(WHAT THE TASK REQUIRES) Copy each line exactly. Leave nothing out.

(GIVEN RECORDS)
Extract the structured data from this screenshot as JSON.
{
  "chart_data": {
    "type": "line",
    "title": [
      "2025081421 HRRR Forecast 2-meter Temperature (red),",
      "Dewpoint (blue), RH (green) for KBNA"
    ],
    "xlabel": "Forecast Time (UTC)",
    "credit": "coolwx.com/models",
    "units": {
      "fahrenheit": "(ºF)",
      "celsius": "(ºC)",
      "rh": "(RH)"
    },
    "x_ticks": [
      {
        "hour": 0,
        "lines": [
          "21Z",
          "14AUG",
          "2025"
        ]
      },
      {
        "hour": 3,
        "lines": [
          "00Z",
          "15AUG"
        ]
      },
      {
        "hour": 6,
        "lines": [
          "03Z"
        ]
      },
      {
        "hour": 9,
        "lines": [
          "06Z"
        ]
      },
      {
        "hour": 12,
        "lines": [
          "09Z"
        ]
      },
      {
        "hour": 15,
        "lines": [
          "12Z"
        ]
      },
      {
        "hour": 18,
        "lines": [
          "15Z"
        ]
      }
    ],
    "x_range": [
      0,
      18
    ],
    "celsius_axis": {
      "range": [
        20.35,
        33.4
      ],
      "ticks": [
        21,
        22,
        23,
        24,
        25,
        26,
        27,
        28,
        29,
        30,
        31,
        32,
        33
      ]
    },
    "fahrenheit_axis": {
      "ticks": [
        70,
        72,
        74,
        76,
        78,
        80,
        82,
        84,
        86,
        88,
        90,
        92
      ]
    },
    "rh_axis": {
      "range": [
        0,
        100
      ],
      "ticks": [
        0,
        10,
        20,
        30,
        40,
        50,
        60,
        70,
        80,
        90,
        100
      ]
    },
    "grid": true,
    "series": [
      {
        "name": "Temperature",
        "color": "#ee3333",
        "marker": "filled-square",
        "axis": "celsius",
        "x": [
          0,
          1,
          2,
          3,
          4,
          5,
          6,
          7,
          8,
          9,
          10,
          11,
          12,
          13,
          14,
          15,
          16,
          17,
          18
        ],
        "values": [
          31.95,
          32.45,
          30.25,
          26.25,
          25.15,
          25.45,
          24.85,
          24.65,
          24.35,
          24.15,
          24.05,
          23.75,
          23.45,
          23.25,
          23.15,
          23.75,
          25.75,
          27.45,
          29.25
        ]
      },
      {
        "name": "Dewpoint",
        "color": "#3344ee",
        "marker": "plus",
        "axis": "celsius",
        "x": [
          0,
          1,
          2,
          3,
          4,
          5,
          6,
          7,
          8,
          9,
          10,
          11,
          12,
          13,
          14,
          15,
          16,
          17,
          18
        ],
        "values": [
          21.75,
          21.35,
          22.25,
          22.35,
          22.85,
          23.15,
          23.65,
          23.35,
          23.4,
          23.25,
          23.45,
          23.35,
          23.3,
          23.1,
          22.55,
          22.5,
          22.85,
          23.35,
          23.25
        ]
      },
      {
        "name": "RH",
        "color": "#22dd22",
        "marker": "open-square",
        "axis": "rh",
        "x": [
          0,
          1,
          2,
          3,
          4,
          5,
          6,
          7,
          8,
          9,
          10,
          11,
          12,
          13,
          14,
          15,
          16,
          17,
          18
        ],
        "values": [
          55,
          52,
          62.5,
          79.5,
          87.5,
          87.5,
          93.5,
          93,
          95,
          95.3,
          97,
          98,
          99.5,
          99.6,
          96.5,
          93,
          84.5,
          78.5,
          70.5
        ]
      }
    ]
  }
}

(SOLUTION TO THE PROBLEM)
Extract the structured data from this screenshot as JSON.
{
  "chart_data": {
    "type": "line",
    "title": [
      "2025081421 HRRR Forecast 2-meter Temperature (red),",
      "Dewpoint (blue), RH (green) for KBNA"
    ],
    "xlabel": "Forecast Time (UTC)",
    "credit": "coolwx.com/models",
    "units": {
      "fahrenheit": "(ºF)",
      "celsius": "(ºC)",
      "rh": "(RH)"
    },
    "x_ticks": [
      {
        "hour": 0,
        "lines": [
          "21Z",
          "14AUG",
          "2025"
        ]
      },
      {
        "hour": 3,
        "lines": [
          "00Z",
          "15AUG"
        ]
      },
      {
        "hour": 6,
        "lines": [
          "03Z"
        ]
      },
      {
        "hour": 9,
        "lines": [
          "06Z"
        ]
      },
      {
        "hour": 12,
        "lines": [
          "09Z"
        ]
      },
      {
        "hour": 15,
        "lines": [
          "12Z"
        ]
      },
      {
        "hour": 18,
        "lines": [
          "15Z"
        ]
      }
    ],
    "x_range": [
      0,
      18
    ],
    "celsius_axis": {
      "range": [
        20.35,
        33.4
      ],
      "ticks": [
        21,
        22,
        23,
        24,
        25,
        26,
        27,
        28,
        29,
        30,
        31,
        32,
        33
      ]
    },
    "fahrenheit_axis": {
      "ticks": [
        70,
        72,
        74,
        76,
        78,
        80,
        82,
        84,
        86,
        88,
        90,
        92
      ]
    },
    "rh_axis": {
      "range": [
        0,
        100
      ],
      "ticks": [
        0,
        10,
        20,
        30,
        40,
        50,
        60,
        70,
        80,
        90,
        100
      ]
    },
    "grid": true,
    "series": [
      {
        "name": "Temperature",
        "color": "#ee3333",
        "marker": "filled-square",
        "axis": "celsius",
        "x": [
          0,
          1,
          2,
          3,
          4,
          5,
          6,
          7,
          8,
          9,
          10,
          11,
          12,
          13,
          14,
          15,
          16,
          17,
          18
        ],
        "values": [
          31.95,
          32.45,
          30.25,
          26.25,
          25.15,
          25.45,
          24.85,
          24.65,
          24.35,
          24.15,
          24.05,
          23.75,
          23.45,
          23.25,
          23.15,
          23.75,
          25.75,
          27.45,
          29.25
        ]
      },
      {
        "name": "Dewpoint",
        "color": "#3344ee",
        "marker": "plus",
        "axis": "celsius",
        "x": [
          0,
          1,
          2,
          3,
          4,
          5,
          6,
          7,
          8,
          9,
          10,
          11,
          12,
          13,
          14,
          15,
          16,
          17,
          18
        ],
        "values": [
          21.75,
          21.35,
          22.25,
          22.35,
          22.85,
          23.15,
          23.65,
          23.35,
          23.4,
          23.25,
          23.45,
          23.35,
          23.3,
          23.1,
          22.55,
          22.5,
          22.85,
          23.35,
          23.25
        ]
      },
      {
        "name": "RH",
        "color": "#22dd22",
        "marker": "open-square",
        "axis": "rh",
        "x": [
          0,
          1,
          2,
          3,
          4,
          5,
          6,
          7,
          8,
          9,
          10,
          11,
          12,
          13,
          14,
          15,
          16,
          17,
          18
        ],
        "values": [
          55,
          52,
          62.5,
          79.5,
          87.5,
          87.5,
          93.5,
          93,
          95,
          95.3,
          97,
          98,
          99.5,
          99.6,
          96.5,
          93,
          84.5,
          78.5,
          70.5
        ]
      }
    ]
  }
}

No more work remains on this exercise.